## Exercise task:
Retype the whole listing verbatim and keep the pictures out of it.
**** Record excerpts ****
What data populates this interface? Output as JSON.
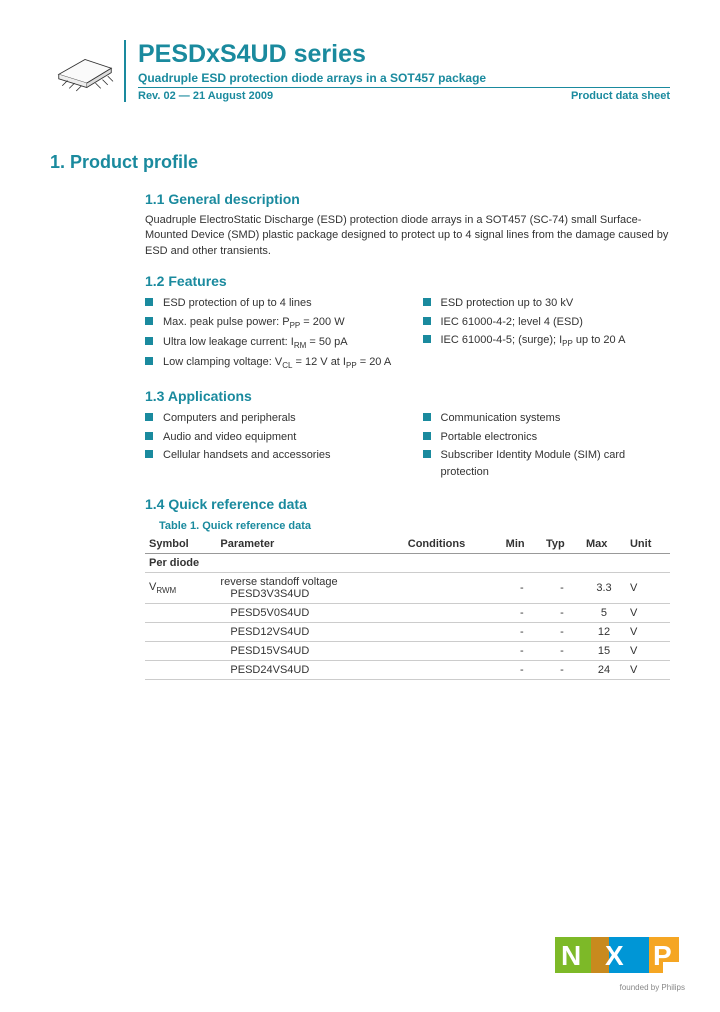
{
  "header": {
    "title": "PESDxS4UD series",
    "subtitle": "Quadruple ESD protection diode arrays in a SOT457 package",
    "rev": "Rev. 02 — 21 August 2009",
    "doctype": "Product data sheet"
  },
  "section1": {
    "heading": "1.   Product profile",
    "s11": {
      "heading": "1.1  General description",
      "text": "Quadruple ElectroStatic Discharge (ESD) protection diode arrays in a SOT457 (SC-74) small Surface-Mounted Device (SMD) plastic package designed to protect up to 4 signal lines from the damage caused by ESD and other transients."
    },
    "s12": {
      "heading": "1.2  Features",
      "left": [
        "ESD protection of up to 4 lines",
        "Max. peak pulse power: P<sub>PP</sub> = 200 W",
        "Ultra low leakage current: I<sub>RM</sub> = 50 pA",
        "Low clamping voltage: V<sub>CL</sub> = 12 V at I<sub>PP</sub> = 20 A"
      ],
      "right": [
        "ESD protection up to 30 kV",
        "IEC 61000-4-2; level 4 (ESD)",
        "IEC 61000-4-5; (surge); I<sub>PP</sub> up to 20 A"
      ]
    },
    "s13": {
      "heading": "1.3  Applications",
      "left": [
        "Computers and peripherals",
        "Audio and video equipment",
        "Cellular handsets and accessories"
      ],
      "right": [
        "Communication systems",
        "Portable electronics",
        "Subscriber Identity Module (SIM) card protection"
      ]
    },
    "s14": {
      "heading": "1.4  Quick reference data",
      "table_title": "Table 1.     Quick reference data",
      "columns": [
        "Symbol",
        "Parameter",
        "Conditions",
        "Min",
        "Typ",
        "Max",
        "Unit"
      ],
      "perdiode": "Per diode",
      "symbol": "V<sub>RWM</sub>",
      "param_label": "reverse standoff voltage",
      "rows": [
        {
          "part": "PESD3V3S4UD",
          "min": "-",
          "typ": "-",
          "max": "3.3",
          "unit": "V"
        },
        {
          "part": "PESD5V0S4UD",
          "min": "-",
          "typ": "-",
          "max": "5",
          "unit": "V"
        },
        {
          "part": "PESD12VS4UD",
          "min": "-",
          "typ": "-",
          "max": "12",
          "unit": "V"
        },
        {
          "part": "PESD15VS4UD",
          "min": "-",
          "typ": "-",
          "max": "15",
          "unit": "V"
        },
        {
          "part": "PESD24VS4UD",
          "min": "-",
          "typ": "-",
          "max": "24",
          "unit": "V"
        }
      ]
    }
  },
  "footer": {
    "tagline": "founded by Philips"
  }
}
****
## Exercise answer:
What data populates this interface? Output as JSON.
{
  "header": {
    "title": "PESDxS4UD series",
    "subtitle": "Quadruple ESD protection diode arrays in a SOT457 package",
    "rev": "Rev. 02 — 21 August 2009",
    "doctype": "Product data sheet"
  },
  "section1": {
    "heading": "1.   Product profile",
    "s11": {
      "heading": "1.1  General description",
      "text": "Quadruple ElectroStatic Discharge (ESD) protection diode arrays in a SOT457 (SC-74) small Surface-Mounted Device (SMD) plastic package designed to protect up to 4 signal lines from the damage caused by ESD and other transients."
    },
    "s12": {
      "heading": "1.2  Features",
      "left": [
        "ESD protection of up to 4 lines",
        "Max. peak pulse power: P<sub>PP</sub> = 200 W",
        "Ultra low leakage current: I<sub>RM</sub> = 50 pA",
        "Low clamping voltage: V<sub>CL</sub> = 12 V at I<sub>PP</sub> = 20 A"
      ],
      "right": [
        "ESD protection up to 30 kV",
        "IEC 61000-4-2; level 4 (ESD)",
        "IEC 61000-4-5; (surge); I<sub>PP</sub> up to 20 A"
      ]
    },
    "s13": {
      "heading": "1.3  Applications",
      "left": [
        "Computers and peripherals",
        "Audio and video equipment",
        "Cellular handsets and accessories"
      ],
      "right": [
        "Communication systems",
        "Portable electronics",
        "Subscriber Identity Module (SIM) card protection"
      ]
    },
    "s14": {
      "heading": "1.4  Quick reference data",
      "table_title": "Table 1.     Quick reference data",
      "columns": [
        "Symbol",
        "Parameter",
        "Conditions",
        "Min",
        "Typ",
        "Max",
        "Unit"
      ],
      "perdiode": "Per diode",
      "symbol": "V<sub>RWM</sub>",
      "param_label": "reverse standoff voltage",
      "rows": [
        {
          "part": "PESD3V3S4UD",
          "min": "-",
          "typ": "-",
          "max": "3.3",
          "unit": "V"
        },
        {
          "part": "PESD5V0S4UD",
          "min": "-",
          "typ": "-",
          "max": "5",
          "unit": "V"
        },
        {
          "part": "PESD12VS4UD",
          "min": "-",
          "typ": "-",
          "max": "12",
          "unit": "V"
        },
        {
          "part": "PESD15VS4UD",
          "min": "-",
          "typ": "-",
          "max": "15",
          "unit": "V"
        },
        {
          "part": "PESD24VS4UD",
          "min": "-",
          "typ": "-",
          "max": "24",
          "unit": "V"
        }
      ]
    }
  },
  "footer": {
    "tagline": "founded by Philips"
  }
}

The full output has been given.